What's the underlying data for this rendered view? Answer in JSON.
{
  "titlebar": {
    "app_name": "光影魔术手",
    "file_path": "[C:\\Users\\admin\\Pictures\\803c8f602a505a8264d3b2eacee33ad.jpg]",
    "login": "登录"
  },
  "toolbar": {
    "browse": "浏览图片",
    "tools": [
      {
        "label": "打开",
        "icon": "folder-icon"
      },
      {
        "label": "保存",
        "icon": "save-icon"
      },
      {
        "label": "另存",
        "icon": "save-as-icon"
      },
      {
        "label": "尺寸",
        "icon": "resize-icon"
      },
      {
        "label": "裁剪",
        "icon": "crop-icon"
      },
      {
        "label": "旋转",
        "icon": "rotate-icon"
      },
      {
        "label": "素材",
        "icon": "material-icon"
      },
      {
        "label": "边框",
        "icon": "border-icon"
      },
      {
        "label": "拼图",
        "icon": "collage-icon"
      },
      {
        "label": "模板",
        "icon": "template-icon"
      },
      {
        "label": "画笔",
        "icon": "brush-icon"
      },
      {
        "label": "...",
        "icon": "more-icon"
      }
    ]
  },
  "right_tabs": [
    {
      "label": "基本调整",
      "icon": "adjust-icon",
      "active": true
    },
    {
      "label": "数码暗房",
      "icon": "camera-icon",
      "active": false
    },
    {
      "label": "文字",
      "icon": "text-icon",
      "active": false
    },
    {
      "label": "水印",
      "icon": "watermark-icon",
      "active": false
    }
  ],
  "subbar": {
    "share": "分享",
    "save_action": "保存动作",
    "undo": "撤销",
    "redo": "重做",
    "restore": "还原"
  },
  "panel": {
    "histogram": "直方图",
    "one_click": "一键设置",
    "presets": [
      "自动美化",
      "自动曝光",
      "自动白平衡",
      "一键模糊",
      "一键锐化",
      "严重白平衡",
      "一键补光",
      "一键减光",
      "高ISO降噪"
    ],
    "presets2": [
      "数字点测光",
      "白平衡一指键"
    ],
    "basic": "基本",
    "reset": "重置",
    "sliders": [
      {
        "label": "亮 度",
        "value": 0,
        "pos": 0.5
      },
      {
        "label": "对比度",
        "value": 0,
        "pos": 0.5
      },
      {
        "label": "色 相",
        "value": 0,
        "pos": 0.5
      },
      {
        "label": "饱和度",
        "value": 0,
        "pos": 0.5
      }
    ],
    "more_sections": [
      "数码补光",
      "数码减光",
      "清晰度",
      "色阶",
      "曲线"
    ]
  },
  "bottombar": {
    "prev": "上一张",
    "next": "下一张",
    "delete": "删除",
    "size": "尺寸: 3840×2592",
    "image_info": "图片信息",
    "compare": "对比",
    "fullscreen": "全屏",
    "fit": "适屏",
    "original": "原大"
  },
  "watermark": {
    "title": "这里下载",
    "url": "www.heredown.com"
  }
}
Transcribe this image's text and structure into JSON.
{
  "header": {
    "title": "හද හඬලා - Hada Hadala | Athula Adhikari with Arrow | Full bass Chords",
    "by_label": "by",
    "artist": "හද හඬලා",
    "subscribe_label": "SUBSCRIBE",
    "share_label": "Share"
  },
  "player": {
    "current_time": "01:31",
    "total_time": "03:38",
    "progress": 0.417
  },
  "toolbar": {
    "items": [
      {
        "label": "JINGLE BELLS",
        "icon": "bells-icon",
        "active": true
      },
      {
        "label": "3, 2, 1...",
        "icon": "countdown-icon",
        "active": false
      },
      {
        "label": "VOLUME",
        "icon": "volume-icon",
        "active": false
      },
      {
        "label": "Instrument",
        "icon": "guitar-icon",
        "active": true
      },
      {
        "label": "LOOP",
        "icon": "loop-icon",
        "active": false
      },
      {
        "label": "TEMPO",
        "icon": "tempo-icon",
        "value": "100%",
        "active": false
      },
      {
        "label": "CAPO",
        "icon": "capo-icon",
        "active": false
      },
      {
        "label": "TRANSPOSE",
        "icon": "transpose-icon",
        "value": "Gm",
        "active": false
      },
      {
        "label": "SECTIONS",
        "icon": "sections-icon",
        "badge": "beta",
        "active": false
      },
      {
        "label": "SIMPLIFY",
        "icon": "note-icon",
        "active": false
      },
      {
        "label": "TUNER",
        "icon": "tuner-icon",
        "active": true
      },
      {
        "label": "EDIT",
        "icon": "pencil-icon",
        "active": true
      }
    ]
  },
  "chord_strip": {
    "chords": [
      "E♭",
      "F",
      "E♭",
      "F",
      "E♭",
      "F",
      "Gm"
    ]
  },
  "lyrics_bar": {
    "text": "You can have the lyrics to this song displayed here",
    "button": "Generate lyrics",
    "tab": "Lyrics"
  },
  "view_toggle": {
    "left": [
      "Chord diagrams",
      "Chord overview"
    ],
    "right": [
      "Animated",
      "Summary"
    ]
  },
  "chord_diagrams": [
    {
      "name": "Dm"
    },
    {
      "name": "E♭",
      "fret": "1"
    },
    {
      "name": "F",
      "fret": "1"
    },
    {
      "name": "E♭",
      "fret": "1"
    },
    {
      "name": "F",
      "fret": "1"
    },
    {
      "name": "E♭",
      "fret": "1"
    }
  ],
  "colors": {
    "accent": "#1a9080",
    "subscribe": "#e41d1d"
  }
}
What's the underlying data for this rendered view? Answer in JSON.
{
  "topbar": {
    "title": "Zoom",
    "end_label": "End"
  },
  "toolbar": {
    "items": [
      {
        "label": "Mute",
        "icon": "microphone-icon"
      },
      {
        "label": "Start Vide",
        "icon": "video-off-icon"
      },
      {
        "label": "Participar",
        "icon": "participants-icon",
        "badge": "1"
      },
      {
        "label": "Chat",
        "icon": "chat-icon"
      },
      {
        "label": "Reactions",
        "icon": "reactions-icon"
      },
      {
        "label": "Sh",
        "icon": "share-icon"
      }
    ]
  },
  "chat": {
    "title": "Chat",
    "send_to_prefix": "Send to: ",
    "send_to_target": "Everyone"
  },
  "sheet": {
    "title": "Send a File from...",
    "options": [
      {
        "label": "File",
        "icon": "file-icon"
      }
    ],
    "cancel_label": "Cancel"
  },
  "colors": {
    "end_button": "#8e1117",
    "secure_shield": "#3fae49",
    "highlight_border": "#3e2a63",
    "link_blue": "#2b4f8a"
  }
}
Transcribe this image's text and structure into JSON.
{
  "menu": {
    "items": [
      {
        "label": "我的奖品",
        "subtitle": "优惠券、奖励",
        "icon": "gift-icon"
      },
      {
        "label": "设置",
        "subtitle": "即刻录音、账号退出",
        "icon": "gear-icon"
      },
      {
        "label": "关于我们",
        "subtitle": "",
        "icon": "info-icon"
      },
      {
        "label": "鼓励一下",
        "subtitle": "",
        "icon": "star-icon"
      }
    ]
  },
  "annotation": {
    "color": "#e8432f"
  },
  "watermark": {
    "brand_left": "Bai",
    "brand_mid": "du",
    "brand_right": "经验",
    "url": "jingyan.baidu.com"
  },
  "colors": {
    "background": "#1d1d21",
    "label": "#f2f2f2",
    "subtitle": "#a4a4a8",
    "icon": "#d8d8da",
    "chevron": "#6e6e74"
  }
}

┄┄┄┄┄┄

**SHORT EXERCISE**
Write out the data again, exactly and in full.

**RESPONSE TO THE TASK**
What's the underlying data for this rendered view? Answer in JSON.
{
  "titlebar": {
    "app_name": "光影魔术手",
    "file_path": "[C:\\Users\\admin\\Pictures\\803c8f602a505a8264d3b2eacee33ad.jpg]",
    "login": "登录"
  },
  "toolbar": {
    "browse": "浏览图片",
    "tools": [
      {
        "label": "打开",
        "icon": "folder-icon"
      },
      {
        "label": "保存",
        "icon": "save-icon"
      },
      {
        "label": "另存",
        "icon": "save-as-icon"
      },
      {
        "label": "尺寸",
        "icon": "resize-icon"
      },
      {
        "label": "裁剪",
        "icon": "crop-icon"
      },
      {
        "label": "旋转",
        "icon": "rotate-icon"
      },
      {
        "label": "素材",
        "icon": "material-icon"
      },
      {
        "label": "边框",
        "icon": "border-icon"
      },
      {
        "label": "拼图",
        "icon": "collage-icon"
      },
      {
        "label": "模板",
        "icon": "template-icon"
      },
      {
        "label": "画笔",
        "icon": "brush-icon"
      },
      {
        "label": "...",
        "icon": "more-icon"
      }
    ]
  },
  "right_tabs": [
    {
      "label": "基本调整",
      "icon": "adjust-icon",
      "active": true
    },
    {
      "label": "数码暗房",
      "icon": "camera-icon",
      "active": false
    },
    {
      "label": "文字",
      "icon": "text-icon",
      "active": false
    },
    {
      "label": "水印",
      "icon": "watermark-icon",
      "active": false
    }
  ],
  "subbar": {
    "share": "分享",
    "save_action": "保存动作",
    "undo": "撤销",
    "redo": "重做",
    "restore": "还原"
  },
  "panel": {
    "histogram": "直方图",
    "one_click": "一键设置",
    "presets": [
      "自动美化",
      "自动曝光",
      "自动白平衡",
      "一键模糊",
      "一键锐化",
      "严重白平衡",
      "一键补光",
      "一键减光",
      "高ISO降噪"
    ],
    "presets2": [
      "数字点测光",
      "白平衡一指键"
    ],
    "basic": "基本",
    "reset": "重置",
    "sliders": [
      {
        "label": "亮 度",
        "value": 0,
        "pos": 0.5
      },
      {
        "label": "对比度",
        "value": 0,
        "pos": 0.5
      },
      {
        "label": "色 相",
        "value": 0,
        "pos": 0.5
      },
      {
        "label": "饱和度",
        "value": 0,
        "pos": 0.5
      }
    ],
    "more_sections": [
      "数码补光",
      "数码减光",
      "清晰度",
      "色阶",
      "曲线"
    ]
  },
  "bottombar": {
    "prev": "上一张",
    "next": "下一张",
    "delete": "删除",
    "size": "尺寸: 3840×2592",
    "image_info": "图片信息",
    "compare": "对比",
    "fullscreen": "全屏",
    "fit": "适屏",
    "original": "原大"
  },
  "watermark": {
    "title": "这里下载",
    "url": "www.heredown.com"
  }
}
Transcribe this image's text and structure into JSON.
{
  "header": {
    "title": "හද හඬලා - Hada Hadala | Athula Adhikari with Arrow | Full bass Chords",
    "by_label": "by",
    "artist": "හද හඬලා",
    "subscribe_label": "SUBSCRIBE",
    "share_label": "Share"
  },
  "player": {
    "current_time": "01:31",
    "total_time": "03:38",
    "progress": 0.417
  },
  "toolbar": {
    "items": [
      {
        "label": "JINGLE BELLS",
        "icon": "bells-icon",
        "active": true
      },
      {
        "label": "3, 2, 1...",
        "icon": "countdown-icon",
        "active": false
      },
      {
        "label": "VOLUME",
        "icon": "volume-icon",
        "active": false
      },
      {
        "label": "Instrument",
        "icon": "guitar-icon",
        "active": true
      },
      {
        "label": "LOOP",
        "icon": "loop-icon",
        "active": false
      },
      {
        "label": "TEMPO",
        "icon": "tempo-icon",
        "value": "100%",
        "active": false
      },
      {
        "label": "CAPO",
        "icon": "capo-icon",
        "active": false
      },
      {
        "label": "TRANSPOSE",
        "icon": "transpose-icon",
        "value": "Gm",
        "active": false
      },
      {
        "label": "SECTIONS",
        "icon": "sections-icon",
        "badge": "beta",
        "active": false
      },
      {
        "label": "SIMPLIFY",
        "icon": "note-icon",
        "active": false
      },
      {
        "label": "TUNER",
        "icon": "tuner-icon",
        "active": true
      },
      {
        "label": "EDIT",
        "icon": "pencil-icon",
        "active": true
      }
    ]
  },
  "chord_strip": {
    "chords": [
      "E♭",
      "F",
      "E♭",
      "F",
      "E♭",
      "F",
      "Gm"
    ]
  },
  "lyrics_bar": {
    "text": "You can have the lyrics to this song displayed here",
    "button": "Generate lyrics",
    "tab": "Lyrics"
  },
  "view_toggle": {
    "left": [
      "Chord diagrams",
      "Chord overview"
    ],
    "right": [
      "Animated",
      "Summary"
    ]
  },
  "chord_diagrams": [
    {
      "name": "Dm"
    },
    {
      "name": "E♭",
      "fret": "1"
    },
    {
      "name": "F",
      "fret": "1"
    },
    {
      "name": "E♭",
      "fret": "1"
    },
    {
      "name": "F",
      "fret": "1"
    },
    {
      "name": "E♭",
      "fret": "1"
    }
  ],
  "colors": {
    "accent": "#1a9080",
    "subscribe": "#e41d1d"
  }
}
What's the underlying data for this rendered view? Answer in JSON.
{
  "topbar": {
    "title": "Zoom",
    "end_label": "End"
  },
  "toolbar": {
    "items": [
      {
        "label": "Mute",
        "icon": "microphone-icon"
      },
      {
        "label": "Start Vide",
        "icon": "video-off-icon"
      },
      {
        "label": "Participar",
        "icon": "participants-icon",
        "badge": "1"
      },
      {
        "label": "Chat",
        "icon": "chat-icon"
      },
      {
        "label": "Reactions",
        "icon": "reactions-icon"
      },
      {
        "label": "Sh",
        "icon": "share-icon"
      }
    ]
  },
  "chat": {
    "title": "Chat",
    "send_to_prefix": "Send to: ",
    "send_to_target": "Everyone"
  },
  "sheet": {
    "title": "Send a File from...",
    "options": [
      {
        "label": "File",
        "icon": "file-icon"
      }
    ],
    "cancel_label": "Cancel"
  },
  "colors": {
    "end_button": "#8e1117",
    "secure_shield": "#3fae49",
    "highlight_border": "#3e2a63",
    "link_blue": "#2b4f8a"
  }
}
Transcribe this image's text and structure into JSON.
{
  "menu": {
    "items": [
      {
        "label": "我的奖品",
        "subtitle": "优惠券、奖励",
        "icon": "gift-icon"
      },
      {
        "label": "设置",
        "subtitle": "即刻录音、账号退出",
        "icon": "gear-icon"
      },
      {
        "label": "关于我们",
        "subtitle": "",
        "icon": "info-icon"
      },
      {
        "label": "鼓励一下",
        "subtitle": "",
        "icon": "star-icon"
      }
    ]
  },
  "annotation": {
    "color": "#e8432f"
  },
  "watermark": {
    "brand_left": "Bai",
    "brand_mid": "du",
    "brand_right": "经验",
    "url": "jingyan.baidu.com"
  },
  "colors": {
    "background": "#1d1d21",
    "label": "#f2f2f2",
    "subtitle": "#a4a4a8",
    "icon": "#d8d8da",
    "chevron": "#6e6e74"
  }
}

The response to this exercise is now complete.